• [Exercise brief] In the listing below, locate the lines bearing the word "properties". Copy every one of them.

• [Entries provided]

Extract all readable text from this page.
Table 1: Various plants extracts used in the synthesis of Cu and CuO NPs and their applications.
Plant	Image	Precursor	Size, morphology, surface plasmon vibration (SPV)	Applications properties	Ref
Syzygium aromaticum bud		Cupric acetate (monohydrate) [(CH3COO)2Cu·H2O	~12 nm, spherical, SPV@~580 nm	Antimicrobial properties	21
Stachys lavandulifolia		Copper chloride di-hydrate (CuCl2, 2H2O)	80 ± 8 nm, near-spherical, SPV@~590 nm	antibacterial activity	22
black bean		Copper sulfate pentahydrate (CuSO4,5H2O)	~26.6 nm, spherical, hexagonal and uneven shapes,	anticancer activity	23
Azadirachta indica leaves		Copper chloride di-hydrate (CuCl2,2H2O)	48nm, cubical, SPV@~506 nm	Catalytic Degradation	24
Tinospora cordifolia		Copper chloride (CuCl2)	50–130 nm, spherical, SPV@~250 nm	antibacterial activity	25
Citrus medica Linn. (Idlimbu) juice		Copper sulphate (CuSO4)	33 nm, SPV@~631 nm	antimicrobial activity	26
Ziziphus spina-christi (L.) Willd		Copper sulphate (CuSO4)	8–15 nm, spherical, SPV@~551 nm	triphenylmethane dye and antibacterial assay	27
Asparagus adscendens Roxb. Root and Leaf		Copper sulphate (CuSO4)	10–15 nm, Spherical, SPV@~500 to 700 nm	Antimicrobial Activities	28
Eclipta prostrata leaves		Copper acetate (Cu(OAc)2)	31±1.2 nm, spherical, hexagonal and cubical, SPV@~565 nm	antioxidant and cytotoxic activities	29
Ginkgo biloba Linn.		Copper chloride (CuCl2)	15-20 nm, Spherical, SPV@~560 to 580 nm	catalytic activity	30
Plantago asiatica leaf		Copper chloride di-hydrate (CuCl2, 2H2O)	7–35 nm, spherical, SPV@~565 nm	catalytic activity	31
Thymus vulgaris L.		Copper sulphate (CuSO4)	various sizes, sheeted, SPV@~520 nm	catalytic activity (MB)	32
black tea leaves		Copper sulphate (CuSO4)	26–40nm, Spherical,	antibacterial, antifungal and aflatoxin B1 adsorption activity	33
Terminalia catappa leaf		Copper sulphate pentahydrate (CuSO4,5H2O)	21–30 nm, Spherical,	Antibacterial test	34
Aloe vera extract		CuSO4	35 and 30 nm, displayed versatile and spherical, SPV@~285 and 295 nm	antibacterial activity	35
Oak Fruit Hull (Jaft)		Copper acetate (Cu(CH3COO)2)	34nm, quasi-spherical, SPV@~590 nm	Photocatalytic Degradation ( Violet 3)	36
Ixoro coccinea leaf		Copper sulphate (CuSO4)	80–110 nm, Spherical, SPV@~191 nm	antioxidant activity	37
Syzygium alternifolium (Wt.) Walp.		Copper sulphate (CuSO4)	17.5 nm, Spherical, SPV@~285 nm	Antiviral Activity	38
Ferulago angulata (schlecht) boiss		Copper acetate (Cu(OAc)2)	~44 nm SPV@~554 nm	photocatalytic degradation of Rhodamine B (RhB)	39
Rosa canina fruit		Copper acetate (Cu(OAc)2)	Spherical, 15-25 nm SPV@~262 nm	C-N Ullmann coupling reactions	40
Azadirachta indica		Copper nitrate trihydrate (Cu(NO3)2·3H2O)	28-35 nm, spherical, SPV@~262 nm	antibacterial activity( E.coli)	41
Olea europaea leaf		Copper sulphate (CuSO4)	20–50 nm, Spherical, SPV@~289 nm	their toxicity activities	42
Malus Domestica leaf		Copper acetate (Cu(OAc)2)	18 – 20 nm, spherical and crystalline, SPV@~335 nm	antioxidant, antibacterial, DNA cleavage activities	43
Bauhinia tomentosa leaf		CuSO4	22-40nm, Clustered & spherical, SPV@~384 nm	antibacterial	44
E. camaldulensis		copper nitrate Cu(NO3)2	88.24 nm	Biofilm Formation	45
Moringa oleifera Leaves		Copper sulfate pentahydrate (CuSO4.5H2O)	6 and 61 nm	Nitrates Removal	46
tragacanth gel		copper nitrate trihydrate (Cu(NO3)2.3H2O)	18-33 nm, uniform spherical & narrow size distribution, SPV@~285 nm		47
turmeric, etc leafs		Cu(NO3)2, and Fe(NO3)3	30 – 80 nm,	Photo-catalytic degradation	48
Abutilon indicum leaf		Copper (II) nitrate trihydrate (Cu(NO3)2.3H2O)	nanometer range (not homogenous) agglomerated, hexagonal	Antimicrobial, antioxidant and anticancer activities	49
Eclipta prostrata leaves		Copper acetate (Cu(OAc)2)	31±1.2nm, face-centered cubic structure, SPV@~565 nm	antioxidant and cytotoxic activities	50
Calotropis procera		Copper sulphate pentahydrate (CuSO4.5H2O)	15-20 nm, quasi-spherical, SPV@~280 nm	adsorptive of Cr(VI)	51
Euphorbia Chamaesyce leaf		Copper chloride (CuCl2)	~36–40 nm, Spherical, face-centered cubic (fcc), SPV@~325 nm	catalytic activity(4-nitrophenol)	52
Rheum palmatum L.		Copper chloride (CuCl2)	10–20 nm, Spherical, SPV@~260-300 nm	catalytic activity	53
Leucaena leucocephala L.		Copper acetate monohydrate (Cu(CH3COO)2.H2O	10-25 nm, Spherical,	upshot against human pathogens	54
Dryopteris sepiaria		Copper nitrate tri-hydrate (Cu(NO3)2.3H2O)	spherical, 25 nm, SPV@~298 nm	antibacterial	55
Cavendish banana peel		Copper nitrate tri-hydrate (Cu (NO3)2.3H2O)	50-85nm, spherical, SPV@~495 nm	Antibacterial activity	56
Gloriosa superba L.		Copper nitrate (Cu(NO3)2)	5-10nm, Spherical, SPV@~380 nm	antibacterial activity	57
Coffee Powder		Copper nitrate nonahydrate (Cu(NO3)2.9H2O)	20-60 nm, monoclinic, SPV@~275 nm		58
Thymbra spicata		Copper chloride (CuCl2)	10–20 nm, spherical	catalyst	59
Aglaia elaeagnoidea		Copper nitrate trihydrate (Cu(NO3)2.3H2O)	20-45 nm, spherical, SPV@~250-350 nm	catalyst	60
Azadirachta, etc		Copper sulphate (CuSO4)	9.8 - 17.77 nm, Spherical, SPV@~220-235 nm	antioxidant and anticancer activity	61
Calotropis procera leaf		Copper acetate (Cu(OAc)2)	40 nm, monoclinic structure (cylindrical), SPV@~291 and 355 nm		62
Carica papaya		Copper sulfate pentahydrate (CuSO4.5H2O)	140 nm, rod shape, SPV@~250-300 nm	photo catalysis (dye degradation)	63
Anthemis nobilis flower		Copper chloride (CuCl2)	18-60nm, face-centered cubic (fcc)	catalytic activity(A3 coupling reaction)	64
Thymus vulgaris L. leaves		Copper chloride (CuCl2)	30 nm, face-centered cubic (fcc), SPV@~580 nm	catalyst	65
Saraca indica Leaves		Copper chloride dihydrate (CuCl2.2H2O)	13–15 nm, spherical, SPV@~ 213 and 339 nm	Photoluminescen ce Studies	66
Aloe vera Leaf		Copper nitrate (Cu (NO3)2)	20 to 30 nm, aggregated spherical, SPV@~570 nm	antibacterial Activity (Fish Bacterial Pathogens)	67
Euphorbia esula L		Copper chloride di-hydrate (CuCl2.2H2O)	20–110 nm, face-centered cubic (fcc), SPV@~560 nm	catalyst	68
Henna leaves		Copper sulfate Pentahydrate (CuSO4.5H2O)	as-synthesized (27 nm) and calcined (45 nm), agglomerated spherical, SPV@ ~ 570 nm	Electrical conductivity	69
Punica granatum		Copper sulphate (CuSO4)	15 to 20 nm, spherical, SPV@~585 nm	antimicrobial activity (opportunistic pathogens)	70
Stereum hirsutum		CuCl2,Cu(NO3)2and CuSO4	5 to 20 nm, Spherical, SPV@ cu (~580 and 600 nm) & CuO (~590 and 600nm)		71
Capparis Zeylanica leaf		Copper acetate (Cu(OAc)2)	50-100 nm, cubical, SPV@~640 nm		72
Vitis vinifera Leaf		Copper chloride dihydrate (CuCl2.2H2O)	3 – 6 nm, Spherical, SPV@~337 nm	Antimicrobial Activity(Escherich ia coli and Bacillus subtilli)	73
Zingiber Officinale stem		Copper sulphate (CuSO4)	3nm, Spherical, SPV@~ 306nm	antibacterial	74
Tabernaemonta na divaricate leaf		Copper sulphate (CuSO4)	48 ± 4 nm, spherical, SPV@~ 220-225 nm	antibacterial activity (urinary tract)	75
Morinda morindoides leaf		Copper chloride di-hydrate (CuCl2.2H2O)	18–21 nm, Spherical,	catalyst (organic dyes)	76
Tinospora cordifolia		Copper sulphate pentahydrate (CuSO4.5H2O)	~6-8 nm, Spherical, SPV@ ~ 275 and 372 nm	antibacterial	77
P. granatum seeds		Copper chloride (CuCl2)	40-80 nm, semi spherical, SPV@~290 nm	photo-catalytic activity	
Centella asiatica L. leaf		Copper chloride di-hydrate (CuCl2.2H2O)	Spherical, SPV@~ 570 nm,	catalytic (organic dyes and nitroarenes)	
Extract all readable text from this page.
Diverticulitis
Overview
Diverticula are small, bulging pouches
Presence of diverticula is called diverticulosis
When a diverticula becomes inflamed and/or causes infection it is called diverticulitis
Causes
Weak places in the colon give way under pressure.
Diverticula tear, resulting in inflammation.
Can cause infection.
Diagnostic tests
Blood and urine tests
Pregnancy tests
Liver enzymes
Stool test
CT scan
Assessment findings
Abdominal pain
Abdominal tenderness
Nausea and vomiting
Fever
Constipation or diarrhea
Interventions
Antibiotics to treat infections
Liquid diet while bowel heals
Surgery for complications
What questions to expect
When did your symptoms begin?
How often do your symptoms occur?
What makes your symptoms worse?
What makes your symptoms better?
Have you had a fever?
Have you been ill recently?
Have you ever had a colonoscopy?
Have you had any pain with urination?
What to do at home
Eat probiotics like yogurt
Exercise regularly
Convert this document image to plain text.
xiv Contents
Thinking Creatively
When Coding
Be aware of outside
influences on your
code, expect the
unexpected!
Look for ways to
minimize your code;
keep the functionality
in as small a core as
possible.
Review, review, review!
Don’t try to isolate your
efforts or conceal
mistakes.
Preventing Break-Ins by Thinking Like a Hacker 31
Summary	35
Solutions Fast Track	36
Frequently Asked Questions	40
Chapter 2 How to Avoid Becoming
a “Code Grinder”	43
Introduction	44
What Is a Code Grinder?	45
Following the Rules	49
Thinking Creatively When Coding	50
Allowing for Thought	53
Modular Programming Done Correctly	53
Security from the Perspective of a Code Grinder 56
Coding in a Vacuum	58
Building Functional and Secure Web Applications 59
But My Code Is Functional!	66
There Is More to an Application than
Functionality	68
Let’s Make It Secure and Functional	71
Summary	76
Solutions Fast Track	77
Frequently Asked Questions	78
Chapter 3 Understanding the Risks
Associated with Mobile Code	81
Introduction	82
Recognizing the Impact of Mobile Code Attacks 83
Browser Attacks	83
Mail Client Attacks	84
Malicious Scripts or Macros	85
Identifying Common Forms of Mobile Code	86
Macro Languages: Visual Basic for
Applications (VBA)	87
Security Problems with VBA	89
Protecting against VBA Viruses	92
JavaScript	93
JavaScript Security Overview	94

• [Solved problem]
Plant	Image	Precursor	Size, morphology, surface plasmon vibration (SPV)	Applications properties	Ref
Syzygium aromaticum bud		Cupric acetate (monohydrate) [(CH3COO)2Cu·H2O	~12 nm, spherical, SPV@~580 nm	Antimicrobial properties	21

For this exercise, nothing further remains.